_Work required_. Gather the lines below that include the string "triangle", copying each in full.

_Records provided_.
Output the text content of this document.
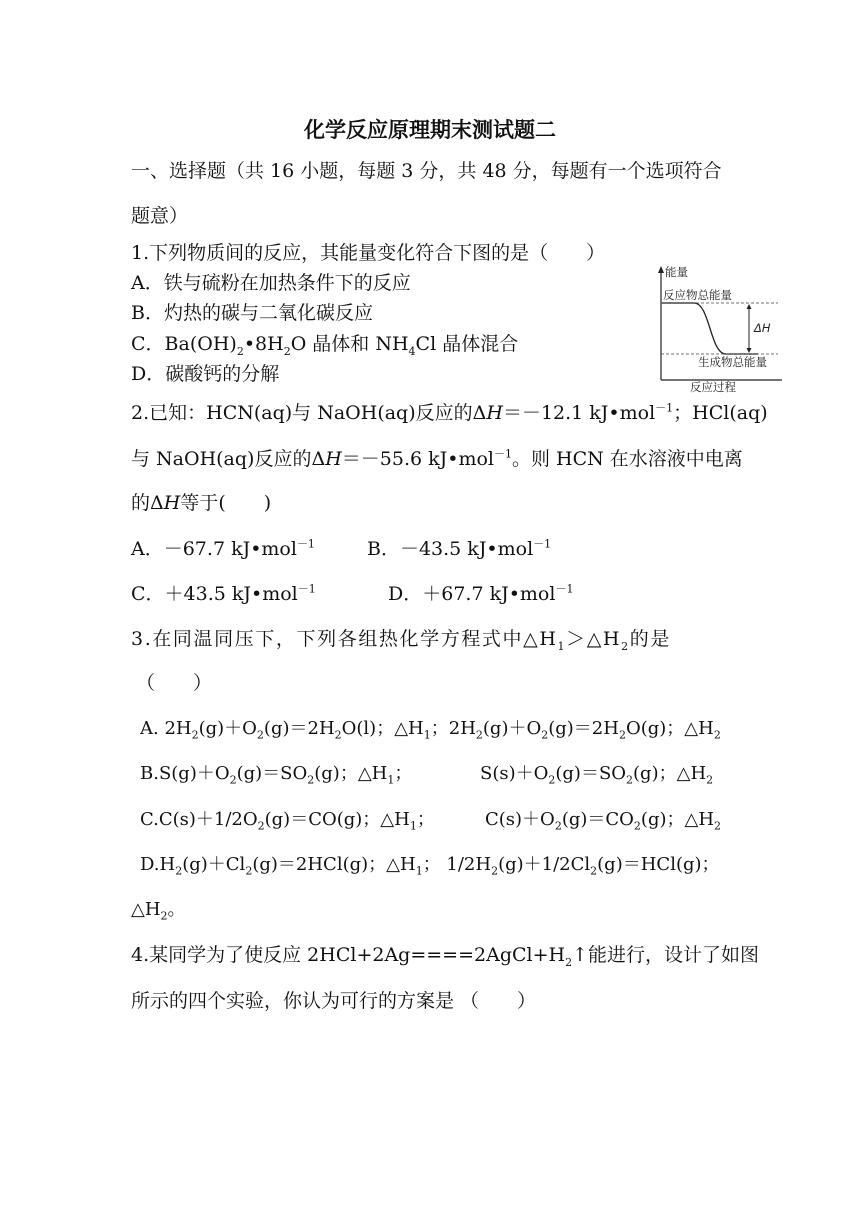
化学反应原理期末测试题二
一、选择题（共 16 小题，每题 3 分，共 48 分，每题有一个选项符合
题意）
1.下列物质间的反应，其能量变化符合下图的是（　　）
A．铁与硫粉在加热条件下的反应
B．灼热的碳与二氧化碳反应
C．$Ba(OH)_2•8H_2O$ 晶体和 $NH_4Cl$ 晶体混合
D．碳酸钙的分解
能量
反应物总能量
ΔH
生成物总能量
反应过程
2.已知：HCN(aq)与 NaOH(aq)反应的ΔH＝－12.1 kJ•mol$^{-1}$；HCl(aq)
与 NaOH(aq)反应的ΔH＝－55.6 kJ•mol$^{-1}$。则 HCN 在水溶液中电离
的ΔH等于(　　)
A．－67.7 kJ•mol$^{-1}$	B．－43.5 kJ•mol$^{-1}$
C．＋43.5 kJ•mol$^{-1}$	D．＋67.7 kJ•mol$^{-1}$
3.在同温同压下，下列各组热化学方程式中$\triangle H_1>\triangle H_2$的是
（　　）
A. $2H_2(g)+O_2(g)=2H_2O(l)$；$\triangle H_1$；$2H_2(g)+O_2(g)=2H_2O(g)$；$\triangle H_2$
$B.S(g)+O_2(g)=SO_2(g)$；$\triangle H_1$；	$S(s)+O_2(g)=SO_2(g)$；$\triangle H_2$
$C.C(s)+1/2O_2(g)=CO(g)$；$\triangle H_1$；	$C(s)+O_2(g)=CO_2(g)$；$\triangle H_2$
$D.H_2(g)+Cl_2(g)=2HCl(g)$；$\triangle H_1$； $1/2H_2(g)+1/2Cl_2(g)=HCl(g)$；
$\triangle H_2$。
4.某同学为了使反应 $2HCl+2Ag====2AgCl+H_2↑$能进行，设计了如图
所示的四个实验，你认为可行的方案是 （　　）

_Correct response_.
3.在同温同压下，下列各组热化学方程式中$\triangle H_1>\triangle H_2$的是
A. $2H_2(g)+O_2(g)=2H_2O(l)$；$\triangle H_1$；$2H_2(g)+O_2(g)=2H_2O(g)$；$\triangle H_2$
$B.S(g)+O_2(g)=SO_2(g)$；$\triangle H_1$；	$S(s)+O_2(g)=SO_2(g)$；$\triangle H_2$
$C.C(s)+1/2O_2(g)=CO(g)$；$\triangle H_1$；	$C(s)+O_2(g)=CO_2(g)$；$\triangle H_2$
$D.H_2(g)+Cl_2(g)=2HCl(g)$；$\triangle H_1$； $1/2H_2(g)+1/2Cl_2(g)=HCl(g)$；
$\triangle H_2$。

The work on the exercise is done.